**Objective**
Repeat each line of the material below exactly as it appears, minus any pictures.
+---+
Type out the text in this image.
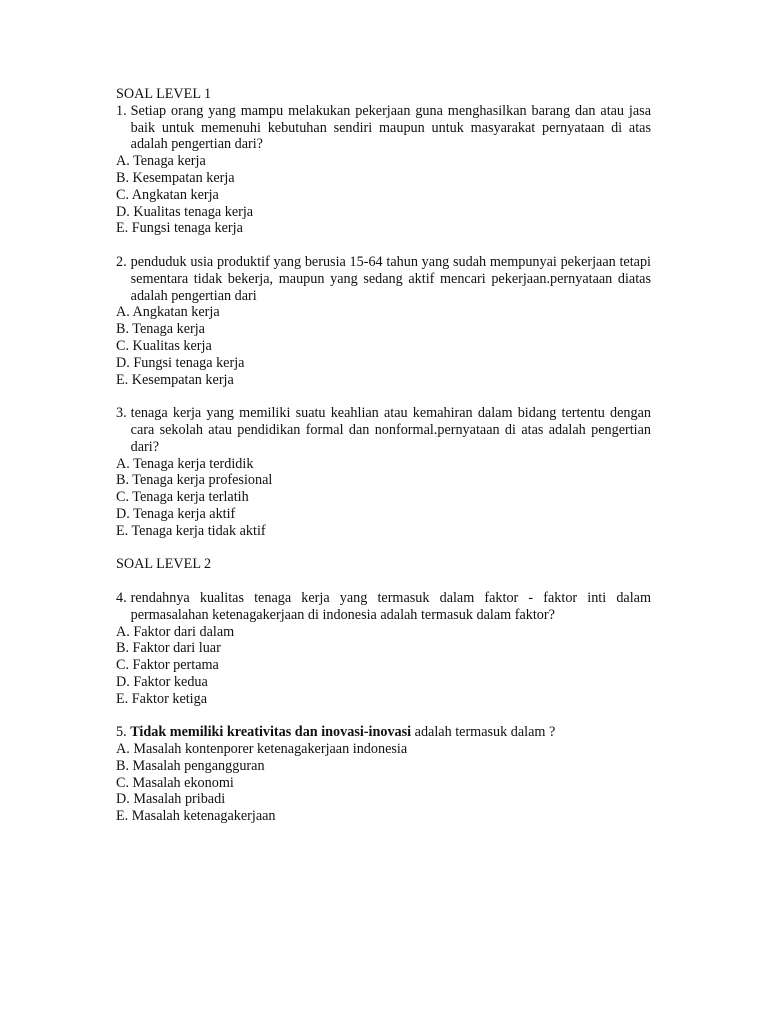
SOAL LEVEL 1
1. Setiap orang yang mampu melakukan pekerjaan guna menghasilkan barang dan atau jasa baik untuk memenuhi kebutuhan sendiri maupun untuk masyarakat pernyataan di atas adalah pengertian dari?
A. Tenaga kerja
B. Kesempatan kerja
C. Angkatan kerja
D. Kualitas tenaga kerja
E. Fungsi tenaga kerja
2. penduduk usia produktif yang berusia 15-64 tahun yang sudah mempunyai pekerjaan tetapi sementara tidak bekerja, maupun yang sedang aktif mencari pekerjaan.pernyataan diatas adalah pengertian dari
A. Angkatan kerja
B. Tenaga kerja
C. Kualitas kerja
D. Fungsi tenaga kerja
E. Kesempatan kerja
3. tenaga kerja yang memiliki suatu keahlian atau kemahiran dalam bidang tertentu dengan cara sekolah atau pendidikan formal dan nonformal.pernyataan di atas adalah pengertian dari?
A. Tenaga kerja terdidik
B. Tenaga kerja profesional
C. Tenaga kerja terlatih
D. Tenaga kerja aktif
E. Tenaga kerja tidak aktif
SOAL LEVEL 2
4. rendahnya kualitas tenaga kerja yang termasuk dalam faktor - faktor inti dalam permasalahan ketenagakerjaan di indonesia adalah termasuk dalam faktor?
A. Faktor dari dalam
B. Faktor dari luar
C. Faktor pertama
D. Faktor kedua
E. Faktor ketiga
5. Tidak memiliki kreativitas dan inovasi-inovasi adalah termasuk dalam ?
A. Masalah kontenporer ketenagakerjaan indonesia
B. Masalah pengangguran
C. Masalah ekonomi
D. Masalah pribadi
E. Masalah ketenagakerjaan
+---+
**Result for this task**
Type out the text in this image.
SOAL LEVEL 1
1. Setiap orang yang mampu melakukan pekerjaan guna menghasilkan barang dan atau jasa baik untuk memenuhi kebutuhan sendiri maupun untuk masyarakat pernyataan di atas adalah pengertian dari?
A. Tenaga kerja
B. Kesempatan kerja
C. Angkatan kerja
D. Kualitas tenaga kerja
E. Fungsi tenaga kerja
2. penduduk usia produktif yang berusia 15-64 tahun yang sudah mempunyai pekerjaan tetapi sementara tidak bekerja, maupun yang sedang aktif mencari pekerjaan.pernyataan diatas adalah pengertian dari
A. Angkatan kerja
B. Tenaga kerja
C. Kualitas kerja
D. Fungsi tenaga kerja
E. Kesempatan kerja
3. tenaga kerja yang memiliki suatu keahlian atau kemahiran dalam bidang tertentu dengan cara sekolah atau pendidikan formal dan nonformal.pernyataan di atas adalah pengertian dari?
A. Tenaga kerja terdidik
B. Tenaga kerja profesional
C. Tenaga kerja terlatih
D. Tenaga kerja aktif
E. Tenaga kerja tidak aktif
SOAL LEVEL 2
4. rendahnya kualitas tenaga kerja yang termasuk dalam faktor - faktor inti dalam permasalahan ketenagakerjaan di indonesia adalah termasuk dalam faktor?
A. Faktor dari dalam
B. Faktor dari luar
C. Faktor pertama
D. Faktor kedua
E. Faktor ketiga
5. Tidak memiliki kreativitas dan inovasi-inovasi adalah termasuk dalam ?
A. Masalah kontenporer ketenagakerjaan indonesia
B. Masalah pengangguran
C. Masalah ekonomi
D. Masalah pribadi
E. Masalah ketenagakerjaan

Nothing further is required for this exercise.